— Request —
Every line of the material that follows must be printed again exactly.

— Source records —
════════════════

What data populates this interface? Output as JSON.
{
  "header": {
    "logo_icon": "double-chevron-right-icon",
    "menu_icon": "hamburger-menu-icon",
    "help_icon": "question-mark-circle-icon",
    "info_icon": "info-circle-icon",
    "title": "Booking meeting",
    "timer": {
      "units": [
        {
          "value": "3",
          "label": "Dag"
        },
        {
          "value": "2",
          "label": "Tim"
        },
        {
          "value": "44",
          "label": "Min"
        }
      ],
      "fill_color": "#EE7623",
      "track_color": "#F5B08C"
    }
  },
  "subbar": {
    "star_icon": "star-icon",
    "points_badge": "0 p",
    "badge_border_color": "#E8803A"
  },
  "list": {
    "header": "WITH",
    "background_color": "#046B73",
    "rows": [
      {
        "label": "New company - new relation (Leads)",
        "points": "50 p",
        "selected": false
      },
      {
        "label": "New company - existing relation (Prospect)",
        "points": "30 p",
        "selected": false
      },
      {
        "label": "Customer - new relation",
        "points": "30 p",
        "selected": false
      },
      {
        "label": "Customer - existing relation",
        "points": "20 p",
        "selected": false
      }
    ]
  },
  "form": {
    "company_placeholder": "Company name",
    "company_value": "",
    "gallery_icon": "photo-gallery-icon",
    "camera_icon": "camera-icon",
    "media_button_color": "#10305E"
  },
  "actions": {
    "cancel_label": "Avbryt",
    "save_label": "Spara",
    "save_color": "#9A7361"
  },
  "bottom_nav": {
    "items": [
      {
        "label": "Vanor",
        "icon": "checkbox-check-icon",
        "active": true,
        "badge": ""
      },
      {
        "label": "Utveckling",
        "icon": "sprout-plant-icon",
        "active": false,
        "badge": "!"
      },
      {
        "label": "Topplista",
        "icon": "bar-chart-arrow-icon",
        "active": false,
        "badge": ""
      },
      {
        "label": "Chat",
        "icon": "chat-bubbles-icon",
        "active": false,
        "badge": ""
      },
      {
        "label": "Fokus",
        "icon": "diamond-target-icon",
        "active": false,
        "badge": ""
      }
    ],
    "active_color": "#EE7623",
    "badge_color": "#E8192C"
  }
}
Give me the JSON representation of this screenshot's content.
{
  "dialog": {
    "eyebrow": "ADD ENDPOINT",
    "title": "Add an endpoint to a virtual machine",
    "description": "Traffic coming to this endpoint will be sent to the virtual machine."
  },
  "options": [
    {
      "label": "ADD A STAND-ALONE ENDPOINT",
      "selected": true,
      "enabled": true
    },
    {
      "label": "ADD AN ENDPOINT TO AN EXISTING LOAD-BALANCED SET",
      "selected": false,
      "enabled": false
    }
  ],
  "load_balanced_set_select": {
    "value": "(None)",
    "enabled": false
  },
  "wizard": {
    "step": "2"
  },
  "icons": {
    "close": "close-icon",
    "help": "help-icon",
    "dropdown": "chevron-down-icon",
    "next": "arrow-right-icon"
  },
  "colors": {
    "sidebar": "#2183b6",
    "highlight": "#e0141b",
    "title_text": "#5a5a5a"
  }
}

════════════════

— Full response —
What data populates this interface? Output as JSON.
{
  "header": {
    "logo_icon": "double-chevron-right-icon",
    "menu_icon": "hamburger-menu-icon",
    "help_icon": "question-mark-circle-icon",
    "info_icon": "info-circle-icon",
    "title": "Booking meeting",
    "timer": {
      "units": [
        {
          "value": "3",
          "label": "Dag"
        },
        {
          "value": "2",
          "label": "Tim"
        },
        {
          "value": "44",
          "label": "Min"
        }
      ],
      "fill_color": "#EE7623",
      "track_color": "#F5B08C"
    }
  },
  "subbar": {
    "star_icon": "star-icon",
    "points_badge": "0 p",
    "badge_border_color": "#E8803A"
  },
  "list": {
    "header": "WITH",
    "background_color": "#046B73",
    "rows": [
      {
        "label": "New company - new relation (Leads)",
        "points": "50 p",
        "selected": false
      },
      {
        "label": "New company - existing relation (Prospect)",
        "points": "30 p",
        "selected": false
      },
      {
        "label": "Customer - new relation",
        "points": "30 p",
        "selected": false
      },
      {
        "label": "Customer - existing relation",
        "points": "20 p",
        "selected": false
      }
    ]
  },
  "form": {
    "company_placeholder": "Company name",
    "company_value": "",
    "gallery_icon": "photo-gallery-icon",
    "camera_icon": "camera-icon",
    "media_button_color": "#10305E"
  },
  "actions": {
    "cancel_label": "Avbryt",
    "save_label": "Spara",
    "save_color": "#9A7361"
  },
  "bottom_nav": {
    "items": [
      {
        "label": "Vanor",
        "icon": "checkbox-check-icon",
        "active": true,
        "badge": ""
      },
      {
        "label": "Utveckling",
        "icon": "sprout-plant-icon",
        "active": false,
        "badge": "!"
      },
      {
        "label": "Topplista",
        "icon": "bar-chart-arrow-icon",
        "active": false,
        "badge": ""
      },
      {
        "label": "Chat",
        "icon": "chat-bubbles-icon",
        "active": false,
        "badge": ""
      },
      {
        "label": "Fokus",
        "icon": "diamond-target-icon",
        "active": false,
        "badge": ""
      }
    ],
    "active_color": "#EE7623",
    "badge_color": "#E8192C"
  }
}
Give me the JSON representation of this screenshot's content.
{
  "dialog": {
    "eyebrow": "ADD ENDPOINT",
    "title": "Add an endpoint to a virtual machine",
    "description": "Traffic coming to this endpoint will be sent to the virtual machine."
  },
  "options": [
    {
      "label": "ADD A STAND-ALONE ENDPOINT",
      "selected": true,
      "enabled": true
    },
    {
      "label": "ADD AN ENDPOINT TO AN EXISTING LOAD-BALANCED SET",
      "selected": false,
      "enabled": false
    }
  ],
  "load_balanced_set_select": {
    "value": "(None)",
    "enabled": false
  },
  "wizard": {
    "step": "2"
  },
  "icons": {
    "close": "close-icon",
    "help": "help-icon",
    "dropdown": "chevron-down-icon",
    "next": "arrow-right-icon"
  },
  "colors": {
    "sidebar": "#2183b6",
    "highlight": "#e0141b",
    "title_text": "#5a5a5a"
  }
}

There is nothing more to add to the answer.